- DATA TO PROCESS:
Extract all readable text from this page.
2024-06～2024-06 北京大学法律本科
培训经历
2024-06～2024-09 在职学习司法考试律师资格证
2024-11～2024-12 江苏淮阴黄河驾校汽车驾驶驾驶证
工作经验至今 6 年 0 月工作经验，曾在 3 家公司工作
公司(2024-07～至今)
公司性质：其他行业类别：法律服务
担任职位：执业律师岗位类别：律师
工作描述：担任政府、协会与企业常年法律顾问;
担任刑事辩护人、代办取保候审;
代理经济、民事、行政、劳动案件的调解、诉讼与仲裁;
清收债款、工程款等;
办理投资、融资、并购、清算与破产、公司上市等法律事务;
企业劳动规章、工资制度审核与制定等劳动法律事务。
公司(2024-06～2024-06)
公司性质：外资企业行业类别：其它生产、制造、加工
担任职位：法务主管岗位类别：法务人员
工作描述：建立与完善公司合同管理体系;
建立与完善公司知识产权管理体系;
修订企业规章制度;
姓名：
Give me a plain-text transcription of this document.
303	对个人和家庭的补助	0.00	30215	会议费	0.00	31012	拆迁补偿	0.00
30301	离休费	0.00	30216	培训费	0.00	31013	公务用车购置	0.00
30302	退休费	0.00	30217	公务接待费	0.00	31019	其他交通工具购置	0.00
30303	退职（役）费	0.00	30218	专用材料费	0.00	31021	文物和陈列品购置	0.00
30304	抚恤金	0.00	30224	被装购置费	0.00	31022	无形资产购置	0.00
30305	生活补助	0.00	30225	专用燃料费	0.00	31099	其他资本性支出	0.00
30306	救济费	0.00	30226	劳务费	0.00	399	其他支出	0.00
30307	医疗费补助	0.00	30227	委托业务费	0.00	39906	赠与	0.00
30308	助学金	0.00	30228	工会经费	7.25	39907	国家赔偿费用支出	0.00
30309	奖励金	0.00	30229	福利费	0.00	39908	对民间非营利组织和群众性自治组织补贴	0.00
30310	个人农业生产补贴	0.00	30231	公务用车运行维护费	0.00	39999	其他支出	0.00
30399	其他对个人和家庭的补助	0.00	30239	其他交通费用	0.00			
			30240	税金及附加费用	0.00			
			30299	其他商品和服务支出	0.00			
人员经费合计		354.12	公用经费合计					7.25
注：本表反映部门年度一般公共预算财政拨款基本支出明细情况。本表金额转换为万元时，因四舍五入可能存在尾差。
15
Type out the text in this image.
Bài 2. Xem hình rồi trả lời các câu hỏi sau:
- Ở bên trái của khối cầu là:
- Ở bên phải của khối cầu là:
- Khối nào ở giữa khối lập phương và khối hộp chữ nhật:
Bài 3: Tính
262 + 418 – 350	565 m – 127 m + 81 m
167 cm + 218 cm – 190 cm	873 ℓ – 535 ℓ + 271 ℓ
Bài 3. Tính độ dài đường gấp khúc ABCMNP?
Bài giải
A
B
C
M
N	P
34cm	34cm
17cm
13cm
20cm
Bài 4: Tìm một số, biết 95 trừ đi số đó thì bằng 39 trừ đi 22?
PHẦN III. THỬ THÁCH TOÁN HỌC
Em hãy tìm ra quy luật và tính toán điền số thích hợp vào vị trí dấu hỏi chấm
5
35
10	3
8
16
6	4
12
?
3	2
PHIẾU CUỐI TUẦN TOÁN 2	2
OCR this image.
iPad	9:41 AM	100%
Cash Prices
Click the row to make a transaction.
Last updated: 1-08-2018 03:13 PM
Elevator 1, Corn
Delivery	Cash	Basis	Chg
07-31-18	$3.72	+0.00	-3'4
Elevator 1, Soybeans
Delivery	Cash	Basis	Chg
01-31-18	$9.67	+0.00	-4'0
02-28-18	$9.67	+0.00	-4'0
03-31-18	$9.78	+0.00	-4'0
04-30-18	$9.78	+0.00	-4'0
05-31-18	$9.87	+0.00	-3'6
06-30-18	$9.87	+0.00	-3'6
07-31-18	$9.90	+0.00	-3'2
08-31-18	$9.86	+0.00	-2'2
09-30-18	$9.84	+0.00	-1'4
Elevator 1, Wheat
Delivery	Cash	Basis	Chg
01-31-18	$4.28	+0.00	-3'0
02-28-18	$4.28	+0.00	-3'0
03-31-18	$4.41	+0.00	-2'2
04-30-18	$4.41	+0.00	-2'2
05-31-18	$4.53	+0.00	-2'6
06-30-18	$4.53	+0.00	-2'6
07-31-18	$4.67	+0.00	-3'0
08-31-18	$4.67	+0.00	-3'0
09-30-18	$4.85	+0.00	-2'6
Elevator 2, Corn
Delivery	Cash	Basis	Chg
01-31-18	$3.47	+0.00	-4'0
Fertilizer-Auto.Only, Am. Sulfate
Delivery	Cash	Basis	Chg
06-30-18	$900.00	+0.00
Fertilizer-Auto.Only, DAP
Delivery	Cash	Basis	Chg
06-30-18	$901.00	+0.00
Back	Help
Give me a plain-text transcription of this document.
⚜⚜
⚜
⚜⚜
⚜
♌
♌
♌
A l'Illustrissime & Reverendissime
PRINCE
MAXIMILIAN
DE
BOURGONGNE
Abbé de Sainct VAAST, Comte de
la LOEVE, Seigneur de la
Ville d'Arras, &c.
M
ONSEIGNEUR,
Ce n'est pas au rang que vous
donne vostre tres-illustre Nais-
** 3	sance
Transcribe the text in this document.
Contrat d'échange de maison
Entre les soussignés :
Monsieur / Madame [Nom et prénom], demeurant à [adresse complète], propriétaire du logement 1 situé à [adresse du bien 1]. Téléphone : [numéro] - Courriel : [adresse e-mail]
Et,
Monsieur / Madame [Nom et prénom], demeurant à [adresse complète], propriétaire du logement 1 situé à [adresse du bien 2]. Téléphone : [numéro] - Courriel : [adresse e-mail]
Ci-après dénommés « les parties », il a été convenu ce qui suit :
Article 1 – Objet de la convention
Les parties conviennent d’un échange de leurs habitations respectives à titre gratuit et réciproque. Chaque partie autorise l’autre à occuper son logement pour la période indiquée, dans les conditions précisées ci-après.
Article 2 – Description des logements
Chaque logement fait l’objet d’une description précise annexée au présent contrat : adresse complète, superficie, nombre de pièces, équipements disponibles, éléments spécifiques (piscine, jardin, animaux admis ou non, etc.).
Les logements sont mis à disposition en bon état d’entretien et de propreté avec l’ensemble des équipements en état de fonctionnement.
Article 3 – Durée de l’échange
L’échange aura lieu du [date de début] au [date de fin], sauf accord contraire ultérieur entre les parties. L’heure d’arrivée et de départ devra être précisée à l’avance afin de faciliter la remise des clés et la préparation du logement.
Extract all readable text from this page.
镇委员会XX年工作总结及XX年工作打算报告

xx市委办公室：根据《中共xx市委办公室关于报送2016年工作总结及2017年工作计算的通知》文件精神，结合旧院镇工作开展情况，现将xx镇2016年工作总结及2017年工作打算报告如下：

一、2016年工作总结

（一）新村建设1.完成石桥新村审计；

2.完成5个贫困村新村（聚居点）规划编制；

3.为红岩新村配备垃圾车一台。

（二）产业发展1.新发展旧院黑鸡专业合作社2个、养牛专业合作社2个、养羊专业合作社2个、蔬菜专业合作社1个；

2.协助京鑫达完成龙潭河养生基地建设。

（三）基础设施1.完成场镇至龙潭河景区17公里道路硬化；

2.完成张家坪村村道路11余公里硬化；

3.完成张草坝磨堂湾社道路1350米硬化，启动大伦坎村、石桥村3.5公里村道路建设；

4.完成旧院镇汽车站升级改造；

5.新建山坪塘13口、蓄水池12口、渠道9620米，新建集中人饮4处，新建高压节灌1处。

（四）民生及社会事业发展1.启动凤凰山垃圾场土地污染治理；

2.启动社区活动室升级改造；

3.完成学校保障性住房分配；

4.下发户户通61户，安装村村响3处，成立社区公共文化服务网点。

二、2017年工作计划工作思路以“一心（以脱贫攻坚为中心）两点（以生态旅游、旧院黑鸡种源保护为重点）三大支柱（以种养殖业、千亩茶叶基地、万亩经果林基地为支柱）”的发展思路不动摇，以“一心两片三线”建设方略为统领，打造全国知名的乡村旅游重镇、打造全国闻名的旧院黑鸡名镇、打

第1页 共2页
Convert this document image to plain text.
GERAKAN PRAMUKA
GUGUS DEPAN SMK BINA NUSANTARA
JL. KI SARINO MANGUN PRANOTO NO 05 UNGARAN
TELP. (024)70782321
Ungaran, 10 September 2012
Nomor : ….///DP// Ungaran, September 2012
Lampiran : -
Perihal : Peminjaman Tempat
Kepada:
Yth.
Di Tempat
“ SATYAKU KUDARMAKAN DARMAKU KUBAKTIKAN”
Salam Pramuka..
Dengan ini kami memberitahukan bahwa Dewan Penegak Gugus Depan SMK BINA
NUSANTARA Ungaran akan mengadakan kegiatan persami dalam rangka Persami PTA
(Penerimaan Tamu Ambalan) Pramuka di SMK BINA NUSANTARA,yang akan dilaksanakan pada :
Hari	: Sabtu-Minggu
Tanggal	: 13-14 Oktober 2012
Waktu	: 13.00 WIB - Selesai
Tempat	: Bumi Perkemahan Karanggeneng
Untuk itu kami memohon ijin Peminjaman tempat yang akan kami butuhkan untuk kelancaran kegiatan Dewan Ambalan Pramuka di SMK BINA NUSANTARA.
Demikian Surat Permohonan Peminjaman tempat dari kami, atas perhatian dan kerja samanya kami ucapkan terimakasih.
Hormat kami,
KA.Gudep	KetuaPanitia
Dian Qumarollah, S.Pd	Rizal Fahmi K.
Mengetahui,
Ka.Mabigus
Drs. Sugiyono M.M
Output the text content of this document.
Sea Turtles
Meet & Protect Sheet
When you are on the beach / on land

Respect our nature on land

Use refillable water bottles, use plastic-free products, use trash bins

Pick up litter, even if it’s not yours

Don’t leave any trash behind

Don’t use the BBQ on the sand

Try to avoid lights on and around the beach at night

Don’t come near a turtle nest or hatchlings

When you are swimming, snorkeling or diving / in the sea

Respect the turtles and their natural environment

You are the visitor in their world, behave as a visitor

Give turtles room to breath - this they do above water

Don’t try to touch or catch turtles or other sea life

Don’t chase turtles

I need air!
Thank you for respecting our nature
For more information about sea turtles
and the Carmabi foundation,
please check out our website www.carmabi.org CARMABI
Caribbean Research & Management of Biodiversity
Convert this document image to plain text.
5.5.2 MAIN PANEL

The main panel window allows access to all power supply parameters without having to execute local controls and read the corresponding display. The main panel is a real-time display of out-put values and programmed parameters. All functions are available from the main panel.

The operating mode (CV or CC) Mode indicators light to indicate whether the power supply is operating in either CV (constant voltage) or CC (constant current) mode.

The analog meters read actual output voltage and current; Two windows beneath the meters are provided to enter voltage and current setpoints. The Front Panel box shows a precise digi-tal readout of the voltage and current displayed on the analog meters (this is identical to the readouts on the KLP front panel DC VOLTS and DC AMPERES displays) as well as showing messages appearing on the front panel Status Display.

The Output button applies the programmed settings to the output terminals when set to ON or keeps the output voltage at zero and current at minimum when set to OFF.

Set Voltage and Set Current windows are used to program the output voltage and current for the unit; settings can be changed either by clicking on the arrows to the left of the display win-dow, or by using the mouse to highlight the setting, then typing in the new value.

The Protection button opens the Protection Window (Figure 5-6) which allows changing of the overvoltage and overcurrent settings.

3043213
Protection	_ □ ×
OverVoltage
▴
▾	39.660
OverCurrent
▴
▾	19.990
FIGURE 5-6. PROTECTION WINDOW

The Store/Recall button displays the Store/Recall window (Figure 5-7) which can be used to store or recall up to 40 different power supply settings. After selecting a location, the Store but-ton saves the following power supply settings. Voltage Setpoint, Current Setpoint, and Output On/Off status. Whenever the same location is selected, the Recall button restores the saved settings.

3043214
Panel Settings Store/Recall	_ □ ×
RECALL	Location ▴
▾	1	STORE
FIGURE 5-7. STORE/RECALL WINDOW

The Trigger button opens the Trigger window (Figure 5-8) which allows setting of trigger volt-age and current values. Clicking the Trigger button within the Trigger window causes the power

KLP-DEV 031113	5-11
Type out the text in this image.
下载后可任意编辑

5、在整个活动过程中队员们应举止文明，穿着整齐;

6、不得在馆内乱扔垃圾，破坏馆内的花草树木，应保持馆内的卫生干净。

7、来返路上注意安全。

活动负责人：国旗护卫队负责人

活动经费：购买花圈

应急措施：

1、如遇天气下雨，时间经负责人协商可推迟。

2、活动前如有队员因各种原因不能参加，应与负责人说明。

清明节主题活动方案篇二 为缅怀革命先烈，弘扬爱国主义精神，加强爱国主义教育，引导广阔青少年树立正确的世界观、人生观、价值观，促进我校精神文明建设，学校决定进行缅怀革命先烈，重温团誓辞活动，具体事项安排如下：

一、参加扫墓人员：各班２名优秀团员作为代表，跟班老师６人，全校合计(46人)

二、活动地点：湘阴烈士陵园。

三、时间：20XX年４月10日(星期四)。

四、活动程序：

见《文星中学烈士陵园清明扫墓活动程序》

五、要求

- TASK REQUIREMENTS: Please list every line of the records that contains "prénom".

- REPLY:
Monsieur / Madame [Nom et prénom], demeurant à [adresse complète], propriétaire du logement 1 situé à [adresse du bien 1]. Téléphone : [numéro] - Courriel : [adresse e-mail]
Monsieur / Madame [Nom et prénom], demeurant à [adresse complète], propriétaire du logement 1 situé à [adresse du bien 2]. Téléphone : [numéro] - Courriel : [adresse e-mail]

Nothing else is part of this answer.